_Task to carry out_
From the listing, collect all lines containing the word "游黄金谷山水画廊".

- - -

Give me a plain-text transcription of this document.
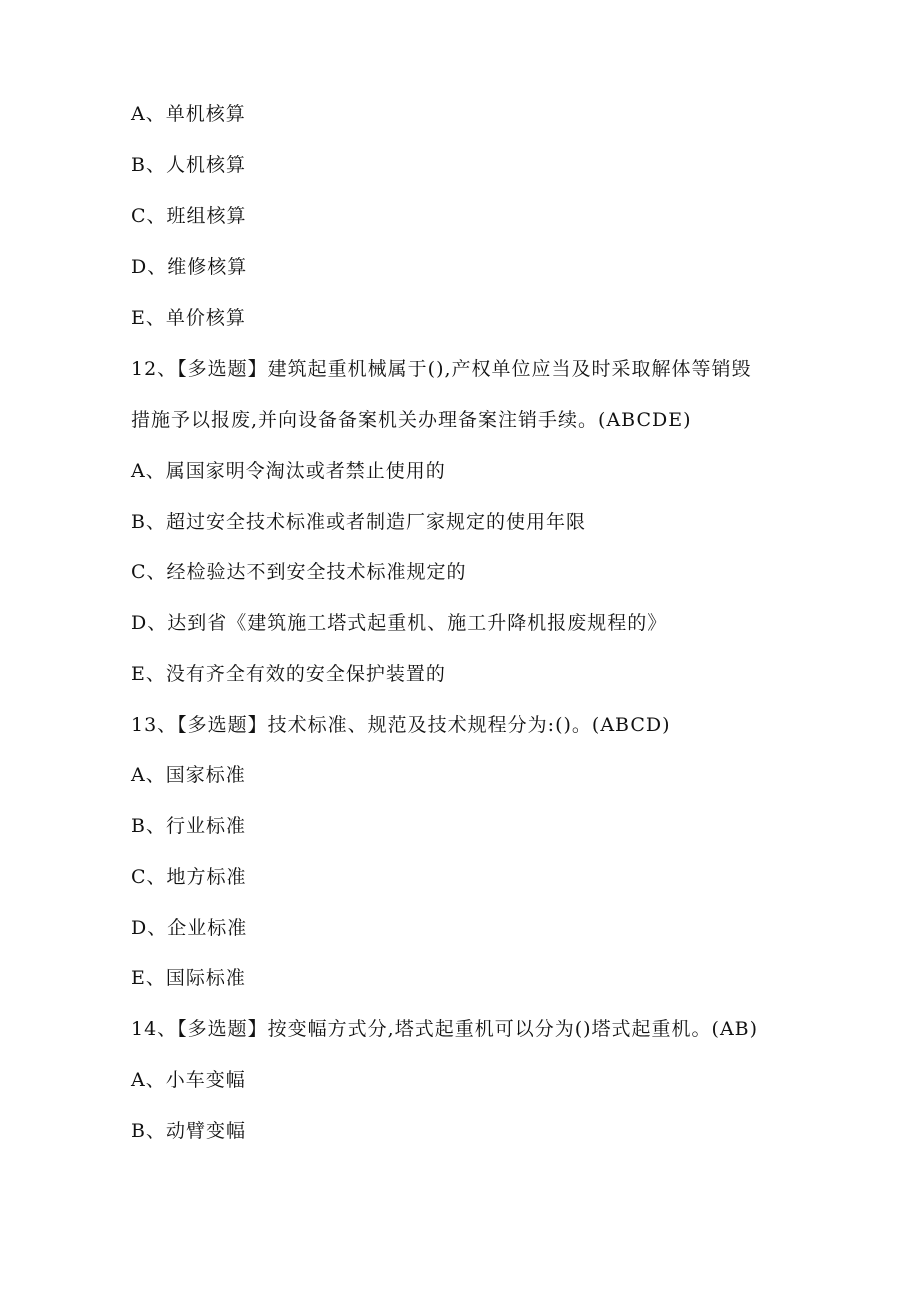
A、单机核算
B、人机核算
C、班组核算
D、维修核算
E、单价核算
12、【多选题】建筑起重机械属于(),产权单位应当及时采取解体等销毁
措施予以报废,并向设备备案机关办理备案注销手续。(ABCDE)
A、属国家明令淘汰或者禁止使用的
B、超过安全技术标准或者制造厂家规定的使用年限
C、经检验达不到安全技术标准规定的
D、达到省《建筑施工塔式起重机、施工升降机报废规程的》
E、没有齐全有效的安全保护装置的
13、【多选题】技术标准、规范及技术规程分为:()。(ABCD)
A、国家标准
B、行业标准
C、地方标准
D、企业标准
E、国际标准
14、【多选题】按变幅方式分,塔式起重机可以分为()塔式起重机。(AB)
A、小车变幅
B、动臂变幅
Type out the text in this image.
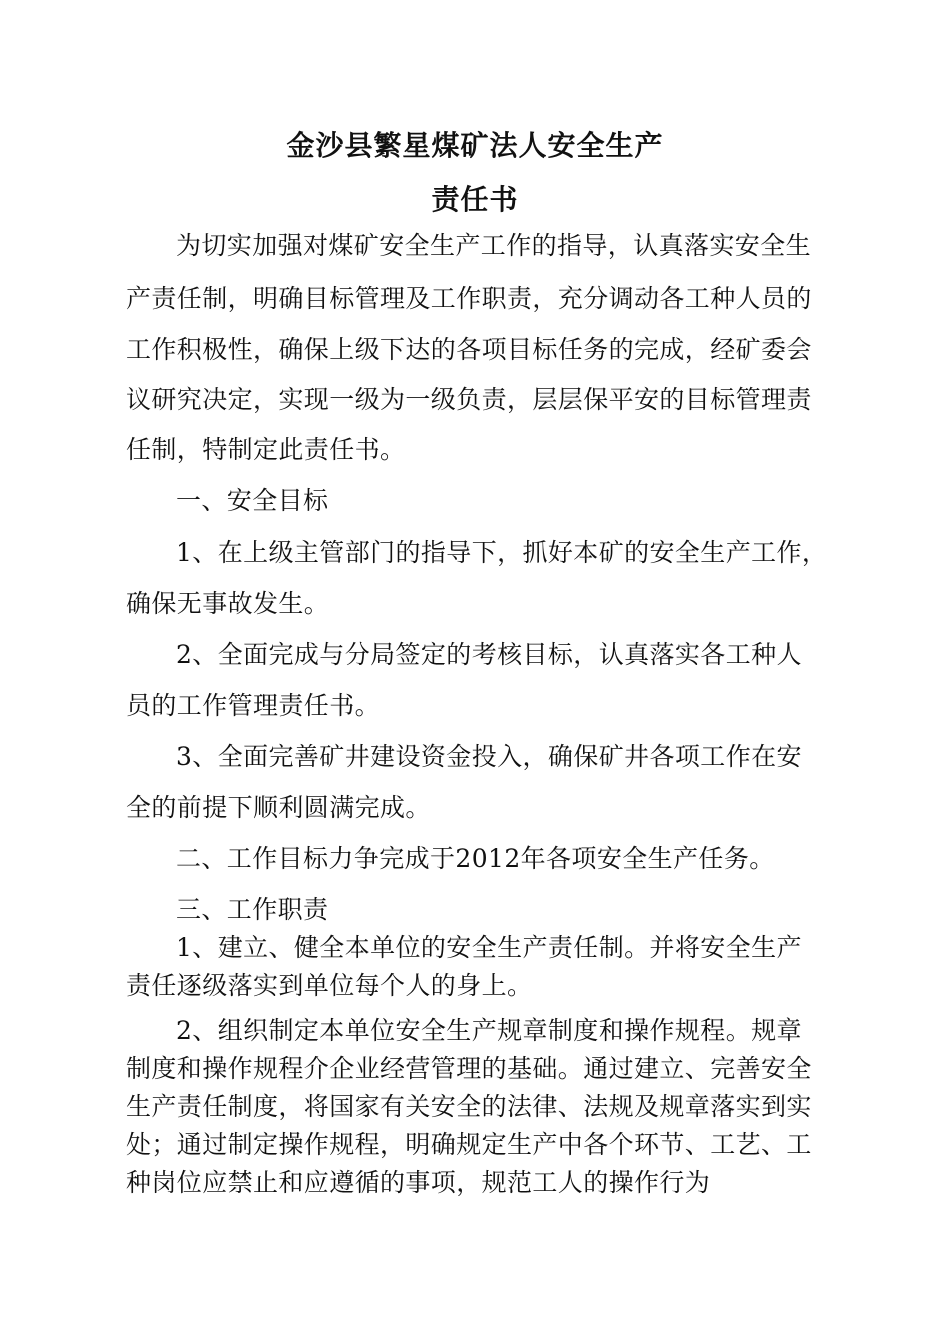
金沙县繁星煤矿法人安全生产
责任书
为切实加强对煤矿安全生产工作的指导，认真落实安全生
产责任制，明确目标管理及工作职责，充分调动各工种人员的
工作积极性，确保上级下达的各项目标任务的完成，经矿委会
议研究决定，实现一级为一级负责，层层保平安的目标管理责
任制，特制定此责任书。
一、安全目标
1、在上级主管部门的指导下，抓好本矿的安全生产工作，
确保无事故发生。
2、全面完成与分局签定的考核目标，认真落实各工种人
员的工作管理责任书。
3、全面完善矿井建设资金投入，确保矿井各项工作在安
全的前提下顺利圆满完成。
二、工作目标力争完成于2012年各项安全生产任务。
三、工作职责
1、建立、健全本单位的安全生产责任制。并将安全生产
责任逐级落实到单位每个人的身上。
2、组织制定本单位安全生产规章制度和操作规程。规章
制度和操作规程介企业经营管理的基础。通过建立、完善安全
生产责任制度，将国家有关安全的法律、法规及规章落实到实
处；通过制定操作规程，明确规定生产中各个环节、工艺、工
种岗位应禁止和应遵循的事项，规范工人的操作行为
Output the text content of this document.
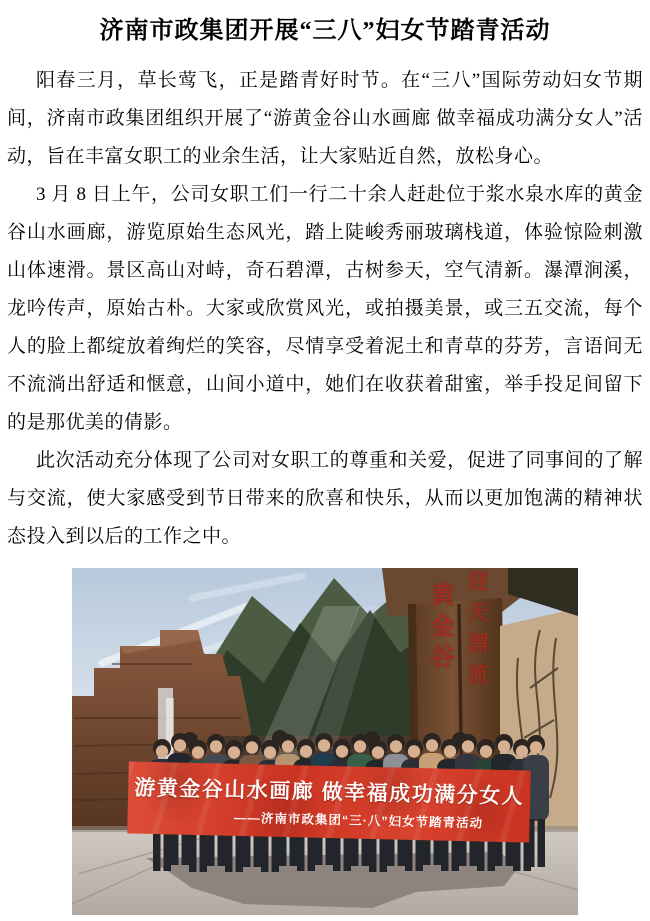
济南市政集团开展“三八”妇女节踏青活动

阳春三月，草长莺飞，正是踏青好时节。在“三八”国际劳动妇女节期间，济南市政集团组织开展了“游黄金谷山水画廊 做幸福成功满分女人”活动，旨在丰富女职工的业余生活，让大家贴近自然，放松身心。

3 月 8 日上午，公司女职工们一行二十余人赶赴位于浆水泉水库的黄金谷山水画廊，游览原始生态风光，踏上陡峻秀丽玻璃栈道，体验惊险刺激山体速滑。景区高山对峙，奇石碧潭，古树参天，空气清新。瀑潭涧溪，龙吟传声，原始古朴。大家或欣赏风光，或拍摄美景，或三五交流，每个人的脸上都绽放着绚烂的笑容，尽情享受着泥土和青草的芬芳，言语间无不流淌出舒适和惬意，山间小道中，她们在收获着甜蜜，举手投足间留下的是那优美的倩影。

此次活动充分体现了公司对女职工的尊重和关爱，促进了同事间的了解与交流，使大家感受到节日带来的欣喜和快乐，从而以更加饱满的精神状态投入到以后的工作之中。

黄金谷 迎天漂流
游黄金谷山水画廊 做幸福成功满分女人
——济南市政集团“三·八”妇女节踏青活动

- - -

_Result for this task_
阳春三月，草长莺飞，正是踏青好时节。在“三八”国际劳动妇女节期间，济南市政集团组织开展了“游黄金谷山水画廊 做幸福成功满分女人”活动，旨在丰富女职工的业余生活，让大家贴近自然，放松身心。
游黄金谷山水画廊 做幸福成功满分女人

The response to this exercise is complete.